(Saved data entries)
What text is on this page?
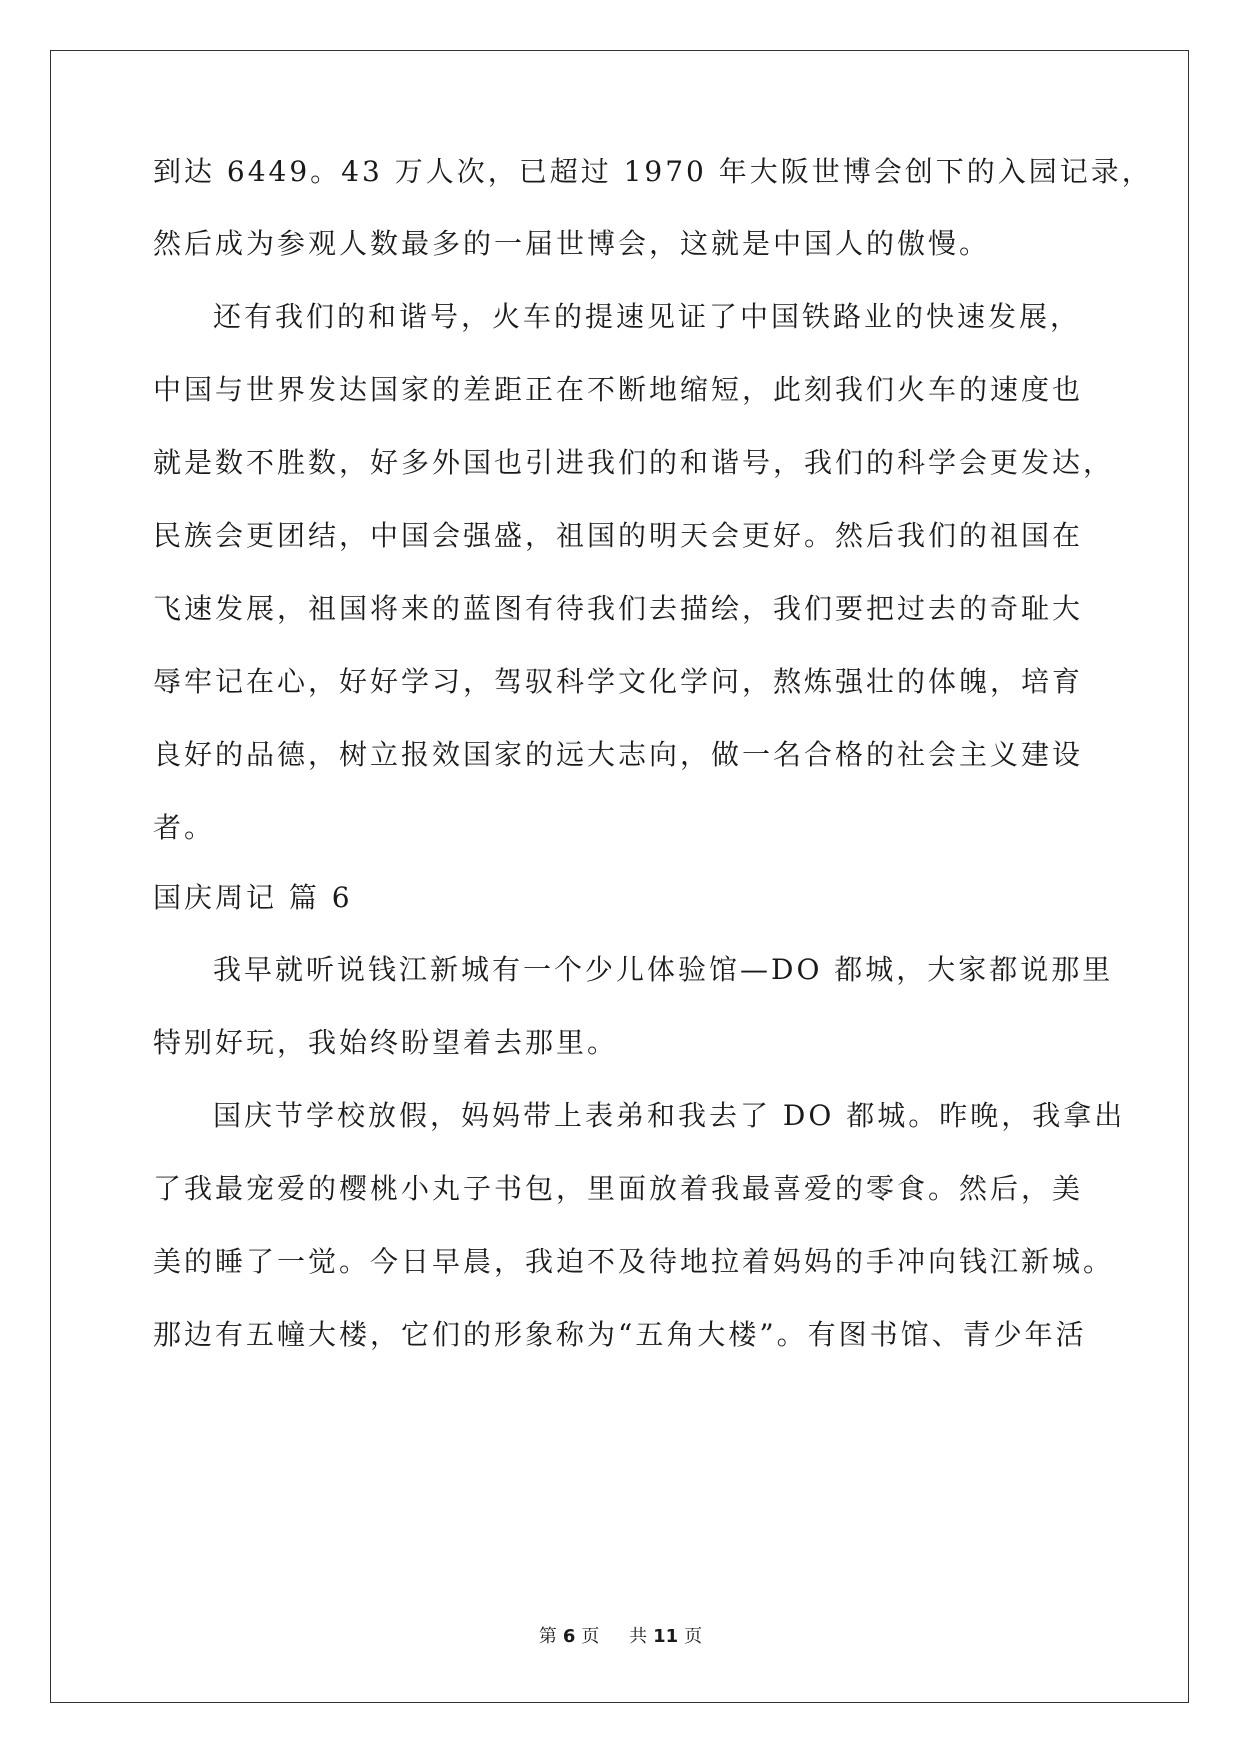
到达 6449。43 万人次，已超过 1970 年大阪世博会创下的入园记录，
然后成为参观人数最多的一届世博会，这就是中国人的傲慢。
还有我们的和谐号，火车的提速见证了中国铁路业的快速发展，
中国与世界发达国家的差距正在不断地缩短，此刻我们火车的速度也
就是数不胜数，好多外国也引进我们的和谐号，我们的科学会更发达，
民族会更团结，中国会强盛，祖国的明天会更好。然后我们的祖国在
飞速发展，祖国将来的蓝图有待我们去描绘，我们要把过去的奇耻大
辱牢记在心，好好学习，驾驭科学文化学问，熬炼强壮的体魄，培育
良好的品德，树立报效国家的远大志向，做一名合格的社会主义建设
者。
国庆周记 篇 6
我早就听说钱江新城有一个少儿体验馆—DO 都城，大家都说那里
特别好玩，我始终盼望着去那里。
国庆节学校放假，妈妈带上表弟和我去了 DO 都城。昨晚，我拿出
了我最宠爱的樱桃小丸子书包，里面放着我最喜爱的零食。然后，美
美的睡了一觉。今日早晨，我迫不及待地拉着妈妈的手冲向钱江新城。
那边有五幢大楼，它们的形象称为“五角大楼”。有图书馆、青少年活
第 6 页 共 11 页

_Task details:_
Repeat verbatim all the material, but not the pictures.

_Full output:_
What text is on this page?
到达 6449。43 万人次，已超过 1970 年大阪世博会创下的入园记录，
然后成为参观人数最多的一届世博会，这就是中国人的傲慢。
还有我们的和谐号，火车的提速见证了中国铁路业的快速发展，
中国与世界发达国家的差距正在不断地缩短，此刻我们火车的速度也
就是数不胜数，好多外国也引进我们的和谐号，我们的科学会更发达，
民族会更团结，中国会强盛，祖国的明天会更好。然后我们的祖国在
飞速发展，祖国将来的蓝图有待我们去描绘，我们要把过去的奇耻大
辱牢记在心，好好学习，驾驭科学文化学问，熬炼强壮的体魄，培育
良好的品德，树立报效国家的远大志向，做一名合格的社会主义建设
者。
国庆周记 篇 6
我早就听说钱江新城有一个少儿体验馆—DO 都城，大家都说那里
特别好玩，我始终盼望着去那里。
国庆节学校放假，妈妈带上表弟和我去了 DO 都城。昨晚，我拿出
了我最宠爱的樱桃小丸子书包，里面放着我最喜爱的零食。然后，美
美的睡了一觉。今日早晨，我迫不及待地拉着妈妈的手冲向钱江新城。
那边有五幢大楼，它们的形象称为“五角大楼”。有图书馆、青少年活
第 6 页 共 11 页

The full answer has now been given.